■ DO THIS: Update the data from the first line through the line containing "432, 372, 452]" by replacing "Post Money Valuation" with "Post-Money Valuation", then present those lines again with everything else unchanged.

■ STORED DATA:
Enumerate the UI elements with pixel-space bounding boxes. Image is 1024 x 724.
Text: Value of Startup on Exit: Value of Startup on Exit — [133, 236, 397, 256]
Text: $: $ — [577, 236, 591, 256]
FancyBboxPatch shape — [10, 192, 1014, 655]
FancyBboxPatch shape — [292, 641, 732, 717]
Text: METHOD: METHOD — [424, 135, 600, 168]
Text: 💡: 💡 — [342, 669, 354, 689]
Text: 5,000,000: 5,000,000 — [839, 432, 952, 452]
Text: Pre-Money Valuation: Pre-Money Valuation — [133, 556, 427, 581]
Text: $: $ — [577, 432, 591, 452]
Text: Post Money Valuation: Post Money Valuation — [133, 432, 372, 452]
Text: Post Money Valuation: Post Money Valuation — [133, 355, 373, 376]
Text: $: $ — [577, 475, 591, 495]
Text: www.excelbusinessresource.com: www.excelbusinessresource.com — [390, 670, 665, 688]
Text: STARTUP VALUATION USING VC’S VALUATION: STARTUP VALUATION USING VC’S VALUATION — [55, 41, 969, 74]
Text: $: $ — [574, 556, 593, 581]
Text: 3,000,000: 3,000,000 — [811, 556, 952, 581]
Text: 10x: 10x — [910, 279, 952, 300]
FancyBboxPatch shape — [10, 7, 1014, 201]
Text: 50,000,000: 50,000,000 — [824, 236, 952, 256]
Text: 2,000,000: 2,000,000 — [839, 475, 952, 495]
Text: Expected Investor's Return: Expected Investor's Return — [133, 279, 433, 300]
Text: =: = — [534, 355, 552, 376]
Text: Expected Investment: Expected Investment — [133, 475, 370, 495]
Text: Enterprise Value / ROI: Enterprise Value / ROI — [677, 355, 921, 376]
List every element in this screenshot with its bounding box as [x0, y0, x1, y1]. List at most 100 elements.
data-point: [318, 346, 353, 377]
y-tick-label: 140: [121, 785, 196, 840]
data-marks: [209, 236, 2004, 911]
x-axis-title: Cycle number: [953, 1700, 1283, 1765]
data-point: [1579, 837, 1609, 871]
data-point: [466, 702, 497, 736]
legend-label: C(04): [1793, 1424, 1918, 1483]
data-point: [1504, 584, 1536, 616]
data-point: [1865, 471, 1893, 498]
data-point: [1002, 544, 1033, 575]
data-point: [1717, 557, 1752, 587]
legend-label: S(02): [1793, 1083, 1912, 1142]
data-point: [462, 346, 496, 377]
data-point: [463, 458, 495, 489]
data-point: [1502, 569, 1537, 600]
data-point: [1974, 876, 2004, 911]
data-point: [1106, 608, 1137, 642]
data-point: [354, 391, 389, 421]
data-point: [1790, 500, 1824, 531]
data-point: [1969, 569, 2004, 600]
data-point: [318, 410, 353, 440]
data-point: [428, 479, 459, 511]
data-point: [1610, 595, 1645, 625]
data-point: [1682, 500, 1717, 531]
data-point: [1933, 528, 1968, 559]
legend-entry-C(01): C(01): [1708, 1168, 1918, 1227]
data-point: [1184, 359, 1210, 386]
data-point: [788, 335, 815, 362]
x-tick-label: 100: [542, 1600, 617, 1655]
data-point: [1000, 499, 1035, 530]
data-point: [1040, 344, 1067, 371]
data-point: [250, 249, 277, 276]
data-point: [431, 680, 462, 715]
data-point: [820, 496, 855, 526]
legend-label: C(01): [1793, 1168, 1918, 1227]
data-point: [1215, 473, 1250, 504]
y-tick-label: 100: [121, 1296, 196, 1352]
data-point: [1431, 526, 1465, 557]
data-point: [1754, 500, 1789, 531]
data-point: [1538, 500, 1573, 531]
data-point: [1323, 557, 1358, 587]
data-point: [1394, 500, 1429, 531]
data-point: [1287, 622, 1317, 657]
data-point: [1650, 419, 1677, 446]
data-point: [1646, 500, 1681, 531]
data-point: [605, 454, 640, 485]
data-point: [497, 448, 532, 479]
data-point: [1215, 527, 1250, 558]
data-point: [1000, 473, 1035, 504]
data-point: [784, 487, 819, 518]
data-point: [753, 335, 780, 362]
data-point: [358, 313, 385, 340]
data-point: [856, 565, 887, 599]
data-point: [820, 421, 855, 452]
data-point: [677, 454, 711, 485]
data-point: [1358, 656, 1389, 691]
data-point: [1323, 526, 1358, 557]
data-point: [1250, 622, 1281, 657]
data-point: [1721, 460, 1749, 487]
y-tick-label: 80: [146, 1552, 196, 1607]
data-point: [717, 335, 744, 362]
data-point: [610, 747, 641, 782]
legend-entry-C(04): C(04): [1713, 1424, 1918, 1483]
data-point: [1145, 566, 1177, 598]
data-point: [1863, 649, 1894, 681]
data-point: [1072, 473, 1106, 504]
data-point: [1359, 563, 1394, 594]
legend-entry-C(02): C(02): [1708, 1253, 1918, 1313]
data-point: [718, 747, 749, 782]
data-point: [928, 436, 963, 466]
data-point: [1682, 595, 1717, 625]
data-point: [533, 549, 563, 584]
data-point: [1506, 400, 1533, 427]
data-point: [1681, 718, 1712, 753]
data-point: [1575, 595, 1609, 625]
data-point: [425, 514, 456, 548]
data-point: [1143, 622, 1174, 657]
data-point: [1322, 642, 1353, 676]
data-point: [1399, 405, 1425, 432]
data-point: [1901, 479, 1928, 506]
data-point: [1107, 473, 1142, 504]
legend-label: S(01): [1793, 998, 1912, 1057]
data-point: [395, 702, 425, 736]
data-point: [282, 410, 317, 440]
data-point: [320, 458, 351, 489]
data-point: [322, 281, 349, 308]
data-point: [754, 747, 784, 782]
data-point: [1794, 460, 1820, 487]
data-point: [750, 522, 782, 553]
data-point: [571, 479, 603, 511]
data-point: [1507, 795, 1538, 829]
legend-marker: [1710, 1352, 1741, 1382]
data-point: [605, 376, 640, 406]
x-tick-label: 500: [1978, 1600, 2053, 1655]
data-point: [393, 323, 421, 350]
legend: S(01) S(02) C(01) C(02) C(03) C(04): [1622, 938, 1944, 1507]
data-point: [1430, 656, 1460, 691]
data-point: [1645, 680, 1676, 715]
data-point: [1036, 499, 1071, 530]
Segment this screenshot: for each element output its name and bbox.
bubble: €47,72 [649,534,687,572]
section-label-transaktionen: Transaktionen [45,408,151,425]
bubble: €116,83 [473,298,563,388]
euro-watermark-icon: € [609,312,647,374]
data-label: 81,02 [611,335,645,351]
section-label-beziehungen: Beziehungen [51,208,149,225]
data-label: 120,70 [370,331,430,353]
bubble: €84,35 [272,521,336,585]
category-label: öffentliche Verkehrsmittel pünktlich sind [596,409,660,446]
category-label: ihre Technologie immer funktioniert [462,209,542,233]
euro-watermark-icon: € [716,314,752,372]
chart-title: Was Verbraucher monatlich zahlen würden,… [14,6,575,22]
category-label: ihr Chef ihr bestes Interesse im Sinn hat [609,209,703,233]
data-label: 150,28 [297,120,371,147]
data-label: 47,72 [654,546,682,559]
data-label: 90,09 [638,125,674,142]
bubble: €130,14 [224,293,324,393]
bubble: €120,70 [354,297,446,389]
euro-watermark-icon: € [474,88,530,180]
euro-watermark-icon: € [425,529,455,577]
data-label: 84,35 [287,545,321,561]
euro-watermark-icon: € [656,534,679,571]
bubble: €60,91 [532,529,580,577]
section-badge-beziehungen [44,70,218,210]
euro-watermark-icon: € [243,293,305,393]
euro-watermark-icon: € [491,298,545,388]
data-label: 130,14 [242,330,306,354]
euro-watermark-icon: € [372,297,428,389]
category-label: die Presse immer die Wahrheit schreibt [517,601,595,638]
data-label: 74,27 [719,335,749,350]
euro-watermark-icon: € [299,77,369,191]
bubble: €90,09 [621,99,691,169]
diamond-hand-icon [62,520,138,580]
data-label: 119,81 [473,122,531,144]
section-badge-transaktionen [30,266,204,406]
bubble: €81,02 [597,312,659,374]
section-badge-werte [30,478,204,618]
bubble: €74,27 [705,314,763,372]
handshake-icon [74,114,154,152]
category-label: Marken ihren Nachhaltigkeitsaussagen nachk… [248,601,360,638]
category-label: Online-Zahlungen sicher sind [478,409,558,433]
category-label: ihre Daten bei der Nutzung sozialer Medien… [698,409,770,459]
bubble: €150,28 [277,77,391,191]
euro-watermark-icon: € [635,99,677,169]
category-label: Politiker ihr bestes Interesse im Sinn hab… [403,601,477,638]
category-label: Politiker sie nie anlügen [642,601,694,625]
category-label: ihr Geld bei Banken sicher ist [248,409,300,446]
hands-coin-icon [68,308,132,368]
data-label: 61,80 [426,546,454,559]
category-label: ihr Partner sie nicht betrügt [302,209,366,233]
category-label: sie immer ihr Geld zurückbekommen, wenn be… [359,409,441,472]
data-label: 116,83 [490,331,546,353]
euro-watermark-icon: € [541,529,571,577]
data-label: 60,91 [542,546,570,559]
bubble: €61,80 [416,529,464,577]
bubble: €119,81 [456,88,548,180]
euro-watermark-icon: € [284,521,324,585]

■ OUTPUT BELOW:
Enumerate the UI elements with pixel-space bounding boxes. Image is 1024 x 724.
Text: Value of Startup on Exit: Value of Startup on Exit — [133, 236, 397, 256]
Text: $: $ — [577, 236, 591, 256]
FancyBboxPatch shape — [10, 192, 1014, 655]
FancyBboxPatch shape — [292, 641, 732, 717]
Text: METHOD: METHOD — [424, 135, 600, 168]
Text: 💡: 💡 — [342, 669, 354, 689]
Text: 5,000,000: 5,000,000 — [839, 432, 952, 452]
Text: Pre-Money Valuation: Pre-Money Valuation — [133, 556, 427, 581]
Text: $: $ — [577, 432, 591, 452]
Text: Post-Money Valuation: Post-Money Valuation — [133, 432, 372, 452]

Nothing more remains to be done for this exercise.